### WHAT YOU ARE ASKED TO DO
Filter this data down to the lines that hold "color", and copy them.

— START —

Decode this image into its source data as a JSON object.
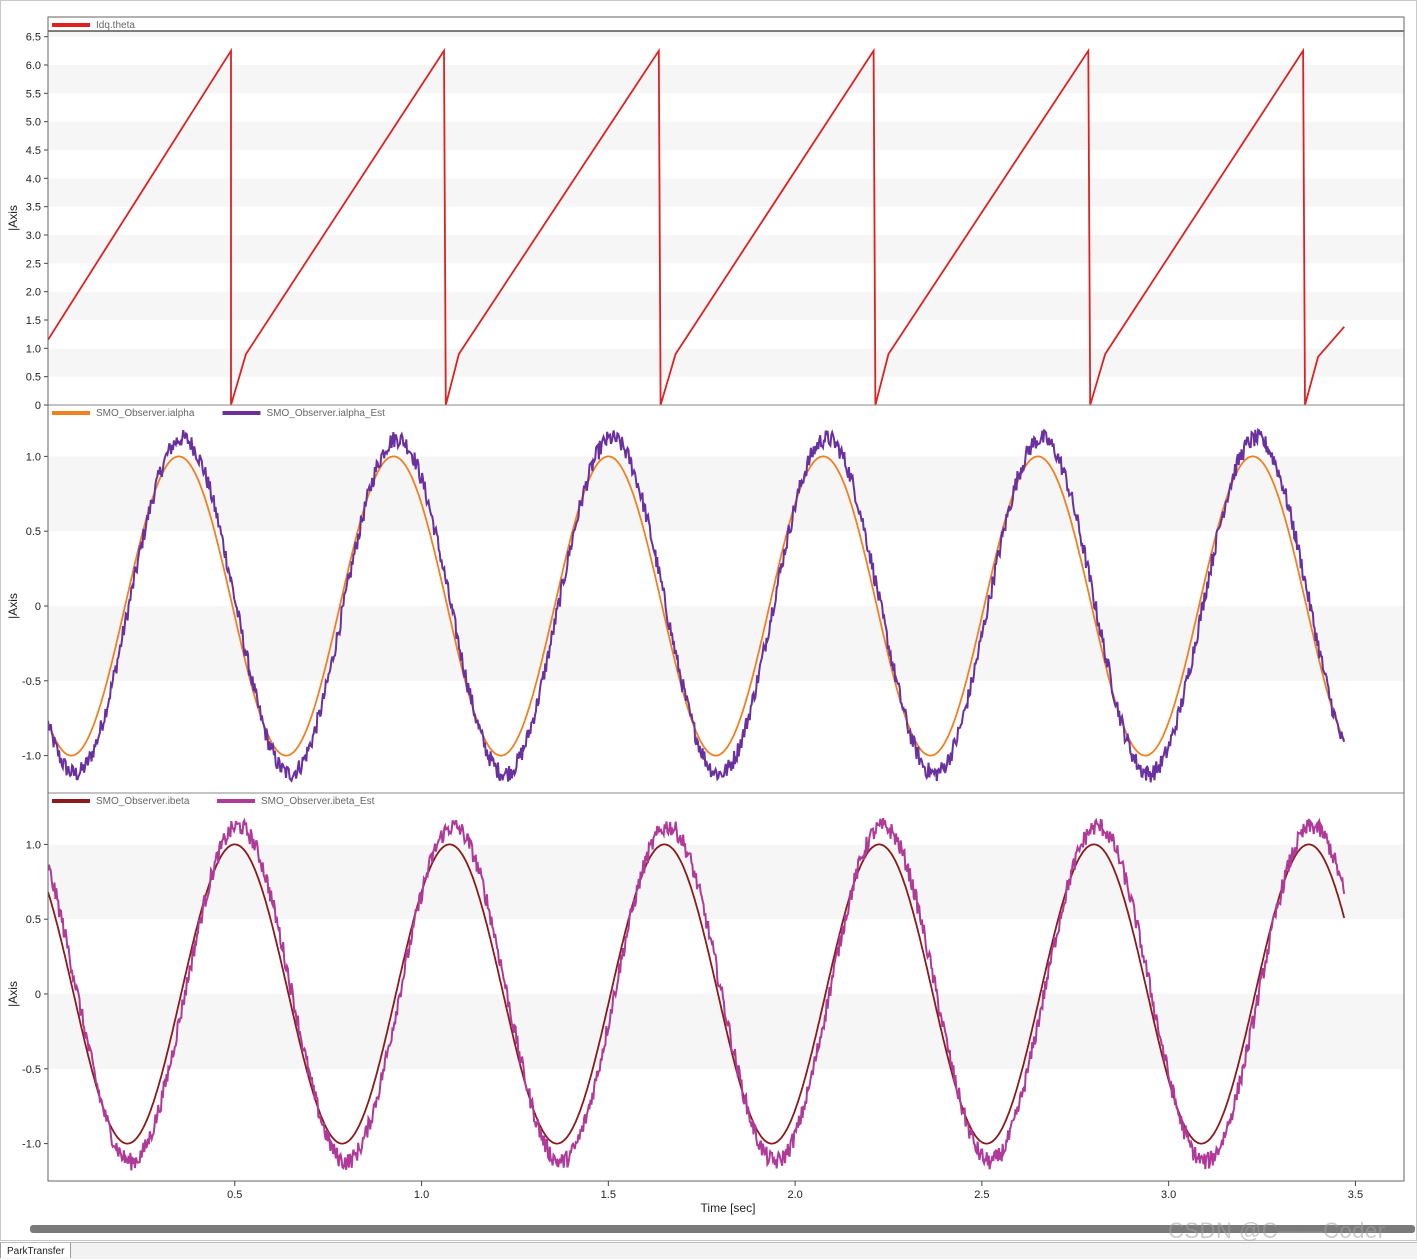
{
  "tab": {
    "label": "ParkTransfer"
  },
  "watermark": {
    "text": "CSDN @C——Coder"
  },
  "chart_data": {
    "type": "line",
    "xlabel": "Time [sec]",
    "x_ticks": [
      "0.5",
      "1.0",
      "1.5",
      "2.0",
      "2.5",
      "3.0",
      "3.5"
    ],
    "x_tick_values": [
      0.5,
      1.0,
      1.5,
      2.0,
      2.5,
      3.0,
      3.5
    ],
    "xlim": [
      0.0,
      3.63
    ],
    "grid": "horizontal bands",
    "legend_position": "top-left",
    "panels": [
      {
        "ylabel": "|Axis",
        "ylim": [
          0,
          6.6
        ],
        "y_ticks": [
          "0",
          "0.5",
          "1.0",
          "1.5",
          "2.0",
          "2.5",
          "3.0",
          "3.5",
          "4.0",
          "4.5",
          "5.0",
          "5.5",
          "6.0",
          "6.5"
        ],
        "y_tick_values": [
          0,
          0.5,
          1.0,
          1.5,
          2.0,
          2.5,
          3.0,
          3.5,
          4.0,
          4.5,
          5.0,
          5.5,
          6.0,
          6.5
        ],
        "series": [
          {
            "name": "Idq.theta",
            "color": "#e02020",
            "x": [
              0.0,
              0.49,
              0.49,
              0.53,
              1.06,
              1.065,
              1.1,
              1.635,
              1.64,
              1.68,
              2.21,
              2.215,
              2.25,
              2.785,
              2.79,
              2.83,
              3.36,
              3.365,
              3.4,
              3.47
            ],
            "y": [
              1.15,
              6.25,
              0.0,
              0.9,
              6.25,
              0.0,
              0.9,
              6.25,
              0.0,
              0.9,
              6.25,
              0.0,
              0.9,
              6.25,
              0.0,
              0.9,
              6.25,
              0.0,
              0.85,
              1.38
            ]
          }
        ]
      },
      {
        "ylabel": "|Axis",
        "ylim": [
          -1.25,
          1.25
        ],
        "y_ticks": [
          "-1.0",
          "-0.5",
          "0",
          "0.5",
          "1.0"
        ],
        "y_tick_values": [
          -1.0,
          -0.5,
          0,
          0.5,
          1.0
        ],
        "series": [
          {
            "name": "SMO_Observer.ialpha",
            "color": "#f08020",
            "amplitude": 1.0,
            "period": 0.575,
            "phase_offset": 0.0
          },
          {
            "name": "SMO_Observer.ialpha_Est",
            "color": "#6a30a0",
            "amplitude": 1.12,
            "period": 0.575,
            "phase_offset": 0.01,
            "noise": 0.06
          }
        ]
      },
      {
        "ylabel": "|Axis",
        "ylim": [
          -1.25,
          1.25
        ],
        "y_ticks": [
          "-1.0",
          "-0.5",
          "0",
          "0.5",
          "1.0"
        ],
        "y_tick_values": [
          -1.0,
          -0.5,
          0,
          0.5,
          1.0
        ],
        "series": [
          {
            "name": "SMO_Observer.ibeta",
            "color": "#8b1a1a",
            "amplitude": 1.0,
            "period": 0.575,
            "phase_offset": 0.0
          },
          {
            "name": "SMO_Observer.ibeta_Est",
            "color": "#b03a9a",
            "amplitude": 1.12,
            "period": 0.575,
            "phase_offset": 0.01,
            "noise": 0.06
          }
        ]
      }
    ],
    "x_end": 3.47
  }
}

— END —

### EXPECTED OUTPUT
            "color": "#e02020",
            "color": "#f08020",
            "color": "#6a30a0",
            "color": "#8b1a1a",
            "color": "#b03a9a",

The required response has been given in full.